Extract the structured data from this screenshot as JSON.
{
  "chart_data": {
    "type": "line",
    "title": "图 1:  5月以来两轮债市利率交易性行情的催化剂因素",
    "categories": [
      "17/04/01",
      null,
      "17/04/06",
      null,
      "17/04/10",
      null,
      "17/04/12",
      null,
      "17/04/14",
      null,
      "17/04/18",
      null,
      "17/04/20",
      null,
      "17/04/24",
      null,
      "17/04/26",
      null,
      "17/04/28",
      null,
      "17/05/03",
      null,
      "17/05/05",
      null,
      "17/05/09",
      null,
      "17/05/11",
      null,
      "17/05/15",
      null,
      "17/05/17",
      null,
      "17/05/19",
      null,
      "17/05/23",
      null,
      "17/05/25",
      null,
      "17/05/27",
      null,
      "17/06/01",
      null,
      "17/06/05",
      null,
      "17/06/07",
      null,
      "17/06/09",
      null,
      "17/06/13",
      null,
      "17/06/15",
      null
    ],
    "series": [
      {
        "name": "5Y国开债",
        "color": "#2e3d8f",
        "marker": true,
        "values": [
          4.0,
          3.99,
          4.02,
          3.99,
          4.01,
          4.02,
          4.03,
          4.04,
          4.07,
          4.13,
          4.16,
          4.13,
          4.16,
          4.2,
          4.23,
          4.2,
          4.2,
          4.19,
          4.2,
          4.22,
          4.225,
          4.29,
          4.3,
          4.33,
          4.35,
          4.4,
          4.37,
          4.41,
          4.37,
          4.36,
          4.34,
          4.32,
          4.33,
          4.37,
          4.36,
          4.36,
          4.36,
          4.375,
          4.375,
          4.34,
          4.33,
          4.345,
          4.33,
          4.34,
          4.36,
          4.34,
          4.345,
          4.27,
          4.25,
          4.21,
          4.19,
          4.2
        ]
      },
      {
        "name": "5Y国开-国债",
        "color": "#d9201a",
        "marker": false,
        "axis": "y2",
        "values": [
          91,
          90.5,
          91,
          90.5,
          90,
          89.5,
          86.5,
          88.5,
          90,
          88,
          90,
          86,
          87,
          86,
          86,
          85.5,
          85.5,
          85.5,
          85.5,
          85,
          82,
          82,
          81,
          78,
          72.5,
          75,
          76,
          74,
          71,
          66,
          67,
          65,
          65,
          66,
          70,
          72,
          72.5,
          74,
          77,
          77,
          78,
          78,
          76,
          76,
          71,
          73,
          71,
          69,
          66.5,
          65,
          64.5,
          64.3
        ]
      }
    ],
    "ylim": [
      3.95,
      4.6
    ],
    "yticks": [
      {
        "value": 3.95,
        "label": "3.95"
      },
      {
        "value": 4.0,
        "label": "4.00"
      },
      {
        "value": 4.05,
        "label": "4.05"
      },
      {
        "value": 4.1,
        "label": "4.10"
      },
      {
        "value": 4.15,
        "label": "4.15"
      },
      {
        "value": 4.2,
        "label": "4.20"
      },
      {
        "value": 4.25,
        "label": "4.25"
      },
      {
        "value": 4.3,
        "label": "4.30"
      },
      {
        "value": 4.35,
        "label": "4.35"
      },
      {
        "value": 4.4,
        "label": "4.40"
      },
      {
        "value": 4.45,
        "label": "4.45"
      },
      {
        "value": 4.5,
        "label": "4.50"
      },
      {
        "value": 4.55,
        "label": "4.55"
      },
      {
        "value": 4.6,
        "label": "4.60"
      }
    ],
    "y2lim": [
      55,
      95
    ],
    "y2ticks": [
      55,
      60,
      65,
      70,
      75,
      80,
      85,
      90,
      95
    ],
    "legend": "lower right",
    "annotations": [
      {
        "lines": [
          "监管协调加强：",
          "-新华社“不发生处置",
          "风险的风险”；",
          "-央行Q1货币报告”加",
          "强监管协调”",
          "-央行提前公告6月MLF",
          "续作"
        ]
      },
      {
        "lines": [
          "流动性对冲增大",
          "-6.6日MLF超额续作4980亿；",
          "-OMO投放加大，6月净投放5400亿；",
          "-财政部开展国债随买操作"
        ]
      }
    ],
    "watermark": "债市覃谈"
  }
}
════════════════════
# WHAT IS BEING ASKED
Print back all the lines verbatim.

# ANSWER TO THE TASK
Extract the structured data from this screenshot as JSON.
{
  "chart_data": {
    "type": "line",
    "title": "图 1:  5月以来两轮债市利率交易性行情的催化剂因素",
    "categories": [
      "17/04/01",
      null,
      "17/04/06",
      null,
      "17/04/10",
      null,
      "17/04/12",
      null,
      "17/04/14",
      null,
      "17/04/18",
      null,
      "17/04/20",
      null,
      "17/04/24",
      null,
      "17/04/26",
      null,
      "17/04/28",
      null,
      "17/05/03",
      null,
      "17/05/05",
      null,
      "17/05/09",
      null,
      "17/05/11",
      null,
      "17/05/15",
      null,
      "17/05/17",
      null,
      "17/05/19",
      null,
      "17/05/23",
      null,
      "17/05/25",
      null,
      "17/05/27",
      null,
      "17/06/01",
      null,
      "17/06/05",
      null,
      "17/06/07",
      null,
      "17/06/09",
      null,
      "17/06/13",
      null,
      "17/06/15",
      null
    ],
    "series": [
      {
        "name": "5Y国开债",
        "color": "#2e3d8f",
        "marker": true,
        "values": [
          4.0,
          3.99,
          4.02,
          3.99,
          4.01,
          4.02,
          4.03,
          4.04,
          4.07,
          4.13,
          4.16,
          4.13,
          4.16,
          4.2,
          4.23,
          4.2,
          4.2,
          4.19,
          4.2,
          4.22,
          4.225,
          4.29,
          4.3,
          4.33,
          4.35,
          4.4,
          4.37,
          4.41,
          4.37,
          4.36,
          4.34,
          4.32,
          4.33,
          4.37,
          4.36,
          4.36,
          4.36,
          4.375,
          4.375,
          4.34,
          4.33,
          4.345,
          4.33,
          4.34,
          4.36,
          4.34,
          4.345,
          4.27,
          4.25,
          4.21,
          4.19,
          4.2
        ]
      },
      {
        "name": "5Y国开-国债",
        "color": "#d9201a",
        "marker": false,
        "axis": "y2",
        "values": [
          91,
          90.5,
          91,
          90.5,
          90,
          89.5,
          86.5,
          88.5,
          90,
          88,
          90,
          86,
          87,
          86,
          86,
          85.5,
          85.5,
          85.5,
          85.5,
          85,
          82,
          82,
          81,
          78,
          72.5,
          75,
          76,
          74,
          71,
          66,
          67,
          65,
          65,
          66,
          70,
          72,
          72.5,
          74,
          77,
          77,
          78,
          78,
          76,
          76,
          71,
          73,
          71,
          69,
          66.5,
          65,
          64.5,
          64.3
        ]
      }
    ],
    "ylim": [
      3.95,
      4.6
    ],
    "yticks": [
      {
        "value": 3.95,
        "label": "3.95"
      },
      {
        "value": 4.0,
        "label": "4.00"
      },
      {
        "value": 4.05,
        "label": "4.05"
      },
      {
        "value": 4.1,
        "label": "4.10"
      },
      {
        "value": 4.15,
        "label": "4.15"
      },
      {
        "value": 4.2,
        "label": "4.20"
      },
      {
        "value": 4.25,
        "label": "4.25"
      },
      {
        "value": 4.3,
        "label": "4.30"
      },
      {
        "value": 4.35,
        "label": "4.35"
      },
      {
        "value": 4.4,
        "label": "4.40"
      },
      {
        "value": 4.45,
        "label": "4.45"
      },
      {
        "value": 4.5,
        "label": "4.50"
      },
      {
        "value": 4.55,
        "label": "4.55"
      },
      {
        "value": 4.6,
        "label": "4.60"
      }
    ],
    "y2lim": [
      55,
      95
    ],
    "y2ticks": [
      55,
      60,
      65,
      70,
      75,
      80,
      85,
      90,
      95
    ],
    "legend": "lower right",
    "annotations": [
      {
        "lines": [
          "监管协调加强：",
          "-新华社“不发生处置",
          "风险的风险”；",
          "-央行Q1货币报告”加",
          "强监管协调”",
          "-央行提前公告6月MLF",
          "续作"
        ]
      },
      {
        "lines": [
          "流动性对冲增大",
          "-6.6日MLF超额续作4980亿；",
          "-OMO投放加大，6月净投放5400亿；",
          "-财政部开展国债随买操作"
        ]
      }
    ],
    "watermark": "债市覃谈"
  }
}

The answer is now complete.